**Text shown:**
# 'twas A Tough Job...



## 3LEES (Feb 18, 2006)

So, New Year's weekend. Three days off. What to do?

Watch football?...a little.

Go fishing?...they warn't bitin'.

Too late to make reservations for camping...

Hmmmmmm...I got it!!!

Let's wax the Outback!









Yes, my lovely wife and I waxed the Outback this past weekend. A VERY big job. It took us over 5 hours to clean and wax the Outback, and then clean the windows. The results are great. Even the black streaks are gone. Take a look!









Our SHINY 21RS!!

Upon recommendation of a friend who is well versed on fiberglass boat maintenance, I used a product called FleetWax. It is touted as "indistructable" and should last a LEAST a year. I bought it from a local marine parts supplier. My cost was $20.00 for a pint.

The sun in Florida is brutal on finishes. I did not want to wax this behemoth any more often than necessary so I bought the best wax I could find.

It is applied in the traditional way. Wax on...Wax off. Pretty much wears your arms out.









And when this job was finished...

SO WERE WE!









Dan


----------



## countrygirl (Apr 9, 2006)

Wow...looks great and squeaky clean and shiney!


----------



## Chasgirl (Aug 15, 2006)

Magnificent! I could almost see my reflection. Very nice looking rig. I want mine to look like that.


----------



## wingnut (Mar 21, 2005)

NEXT!!!! it looks good!


----------



## johnp (Mar 15, 2004)

Looks great








If you head up to RI you can do my 27 &32









John


----------



## NDJollyMon (Aug 22, 2003)

Now there's something I've never done in JANUARY!

PS...you missed a spot... 
(isn't that what they always tell you?)


----------



## skippershe (May 22, 2006)

Hi Dan









Looks like you made very good use of your time...

Your outback has such a shine, I almost had to run for my sunglasses









I'm going to check with West Marine and see if they carry the wax you recommended.


----------



## Oregon_Camper (Sep 13, 2004)

You and your DW do very nice work...


----------



## Herkdoctor (Dec 27, 2006)

Looking good. Does the wax hold up to road grimeI heard that most marine waxes don't do so well on TT.

Scott


----------



## wolfwood (Sep 19, 2005)

NICE JOB!

I don't think Puff was that shiny when we met her!


----------



## prevish gang (Mar 19, 2006)

Great job Dan and wife! I want me a shiny trailer home like that one!

Darlene


----------



## mountainlady56 (Feb 13, 2006)

That was a great wax job, for sure! You two should be proud of your hard work!!








Darlene


----------



## HootBob (Apr 26, 2004)

**Direction 1:**
Answer these questions from the waxing thread.
(a) How long did it take to clean and wax the Outback and then clean the windows?
(b) How much did the FleetWax cost?
(c) Which store does skippershe plan to check for the recommended wax?
**Direction 2:** Convert the lines of the records into a numbered list, starting at the first line of the records and ending at the line that contains "letter-cell[interactable] xyxy=(280,120,301,141)", with both ends included and blank lines left out.
The records have no connection to the waxing thread.

**Record extracts:**

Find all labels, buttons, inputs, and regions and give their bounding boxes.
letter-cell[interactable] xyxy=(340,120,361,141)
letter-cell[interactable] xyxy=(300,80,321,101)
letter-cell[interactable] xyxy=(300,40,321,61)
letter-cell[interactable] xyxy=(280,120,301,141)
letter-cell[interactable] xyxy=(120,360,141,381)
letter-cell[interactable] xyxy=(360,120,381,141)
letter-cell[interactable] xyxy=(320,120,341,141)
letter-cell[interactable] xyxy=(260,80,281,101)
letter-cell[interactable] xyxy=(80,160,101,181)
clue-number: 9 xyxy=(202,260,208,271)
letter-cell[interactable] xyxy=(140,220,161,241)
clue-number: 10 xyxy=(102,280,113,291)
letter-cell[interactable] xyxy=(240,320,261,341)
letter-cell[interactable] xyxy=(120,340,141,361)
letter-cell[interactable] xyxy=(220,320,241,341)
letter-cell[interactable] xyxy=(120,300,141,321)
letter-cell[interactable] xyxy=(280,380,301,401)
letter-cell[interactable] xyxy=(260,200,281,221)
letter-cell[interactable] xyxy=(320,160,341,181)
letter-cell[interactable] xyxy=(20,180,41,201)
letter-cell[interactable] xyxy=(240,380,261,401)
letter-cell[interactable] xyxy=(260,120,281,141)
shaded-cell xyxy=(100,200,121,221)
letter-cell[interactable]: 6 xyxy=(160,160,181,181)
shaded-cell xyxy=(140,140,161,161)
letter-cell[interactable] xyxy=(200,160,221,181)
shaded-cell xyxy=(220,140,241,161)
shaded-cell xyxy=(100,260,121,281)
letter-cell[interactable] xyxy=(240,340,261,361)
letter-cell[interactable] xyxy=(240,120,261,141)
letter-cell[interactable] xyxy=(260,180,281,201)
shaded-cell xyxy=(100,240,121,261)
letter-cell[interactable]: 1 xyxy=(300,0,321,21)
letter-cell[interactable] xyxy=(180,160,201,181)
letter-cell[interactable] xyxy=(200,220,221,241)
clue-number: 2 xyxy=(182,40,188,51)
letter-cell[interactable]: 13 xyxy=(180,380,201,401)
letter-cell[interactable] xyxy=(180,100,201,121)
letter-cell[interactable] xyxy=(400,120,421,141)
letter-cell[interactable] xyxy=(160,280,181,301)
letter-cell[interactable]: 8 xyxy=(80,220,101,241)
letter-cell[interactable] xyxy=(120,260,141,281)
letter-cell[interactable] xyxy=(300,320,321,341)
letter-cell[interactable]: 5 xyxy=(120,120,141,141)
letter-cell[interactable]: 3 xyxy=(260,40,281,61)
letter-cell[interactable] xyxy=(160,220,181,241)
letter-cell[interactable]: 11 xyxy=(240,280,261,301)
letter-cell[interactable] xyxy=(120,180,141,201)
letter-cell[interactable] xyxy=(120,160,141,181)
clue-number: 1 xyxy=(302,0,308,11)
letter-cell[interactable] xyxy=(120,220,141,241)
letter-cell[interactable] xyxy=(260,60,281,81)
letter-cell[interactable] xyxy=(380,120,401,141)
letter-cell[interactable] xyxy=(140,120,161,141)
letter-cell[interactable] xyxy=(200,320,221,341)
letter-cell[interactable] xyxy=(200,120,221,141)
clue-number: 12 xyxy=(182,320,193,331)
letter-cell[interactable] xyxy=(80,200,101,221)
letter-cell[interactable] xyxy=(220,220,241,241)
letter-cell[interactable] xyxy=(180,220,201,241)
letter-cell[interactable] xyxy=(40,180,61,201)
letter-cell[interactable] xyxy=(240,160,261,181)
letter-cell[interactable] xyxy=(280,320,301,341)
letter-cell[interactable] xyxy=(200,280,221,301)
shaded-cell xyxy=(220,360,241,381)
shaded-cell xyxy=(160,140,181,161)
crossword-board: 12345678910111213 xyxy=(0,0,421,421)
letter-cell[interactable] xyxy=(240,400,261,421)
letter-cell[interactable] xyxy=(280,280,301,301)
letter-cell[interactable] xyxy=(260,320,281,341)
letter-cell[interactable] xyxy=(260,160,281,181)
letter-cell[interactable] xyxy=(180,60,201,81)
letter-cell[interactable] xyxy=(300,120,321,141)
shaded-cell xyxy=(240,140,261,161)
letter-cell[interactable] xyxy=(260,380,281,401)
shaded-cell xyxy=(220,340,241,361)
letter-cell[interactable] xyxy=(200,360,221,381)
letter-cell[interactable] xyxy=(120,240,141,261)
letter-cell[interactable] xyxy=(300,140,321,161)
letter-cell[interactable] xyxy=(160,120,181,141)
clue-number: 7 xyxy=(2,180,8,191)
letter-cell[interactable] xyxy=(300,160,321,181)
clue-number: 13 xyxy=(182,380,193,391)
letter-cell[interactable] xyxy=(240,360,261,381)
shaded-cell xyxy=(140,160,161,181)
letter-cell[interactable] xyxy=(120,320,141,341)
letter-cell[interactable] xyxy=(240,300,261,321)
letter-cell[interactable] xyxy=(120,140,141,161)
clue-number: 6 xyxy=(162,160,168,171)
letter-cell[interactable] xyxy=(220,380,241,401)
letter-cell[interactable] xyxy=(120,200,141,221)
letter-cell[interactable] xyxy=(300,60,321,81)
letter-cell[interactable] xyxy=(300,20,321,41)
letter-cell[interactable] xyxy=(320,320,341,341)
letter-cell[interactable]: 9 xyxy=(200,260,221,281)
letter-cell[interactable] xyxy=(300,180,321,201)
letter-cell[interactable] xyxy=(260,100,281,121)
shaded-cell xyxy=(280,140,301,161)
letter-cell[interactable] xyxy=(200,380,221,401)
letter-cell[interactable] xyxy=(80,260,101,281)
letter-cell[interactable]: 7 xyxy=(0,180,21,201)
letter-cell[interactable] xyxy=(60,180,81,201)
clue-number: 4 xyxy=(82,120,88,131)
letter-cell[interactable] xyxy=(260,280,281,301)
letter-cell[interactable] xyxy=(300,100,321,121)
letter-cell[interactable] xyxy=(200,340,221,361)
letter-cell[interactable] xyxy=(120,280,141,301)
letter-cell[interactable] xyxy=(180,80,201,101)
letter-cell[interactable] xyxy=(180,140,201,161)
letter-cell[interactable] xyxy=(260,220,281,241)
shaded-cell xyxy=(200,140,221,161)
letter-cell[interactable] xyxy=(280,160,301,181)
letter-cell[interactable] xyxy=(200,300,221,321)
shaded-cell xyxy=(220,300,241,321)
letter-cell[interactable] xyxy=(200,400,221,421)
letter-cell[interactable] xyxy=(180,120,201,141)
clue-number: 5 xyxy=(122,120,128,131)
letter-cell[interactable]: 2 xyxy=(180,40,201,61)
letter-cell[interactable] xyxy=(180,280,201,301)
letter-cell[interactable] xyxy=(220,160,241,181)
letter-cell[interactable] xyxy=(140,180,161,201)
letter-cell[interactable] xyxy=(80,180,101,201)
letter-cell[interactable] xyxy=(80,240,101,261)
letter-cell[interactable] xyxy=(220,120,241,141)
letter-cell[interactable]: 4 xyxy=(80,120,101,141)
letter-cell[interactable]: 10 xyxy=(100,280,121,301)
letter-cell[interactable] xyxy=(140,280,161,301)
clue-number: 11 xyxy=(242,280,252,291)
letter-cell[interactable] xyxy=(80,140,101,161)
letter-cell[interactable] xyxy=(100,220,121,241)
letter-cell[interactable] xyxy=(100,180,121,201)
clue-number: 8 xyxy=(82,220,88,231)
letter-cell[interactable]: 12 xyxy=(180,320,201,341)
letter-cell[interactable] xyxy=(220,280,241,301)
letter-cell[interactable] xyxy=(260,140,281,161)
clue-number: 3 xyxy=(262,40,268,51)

**Worked solution 1:**
(a) Over 5 hours.
(b) $20.00 for a pint.
(c) West Marine.

**Worked solution 2:**
1. Find all labels, buttons, inputs, and regions and give their bounding boxes.
2. letter-cell[interactable] xyxy=(340,120,361,141)
3. letter-cell[interactable] xyxy=(300,80,321,101)
4. letter-cell[interactable] xyxy=(300,40,321,61)
5. letter-cell[interactable] xyxy=(280,120,301,141)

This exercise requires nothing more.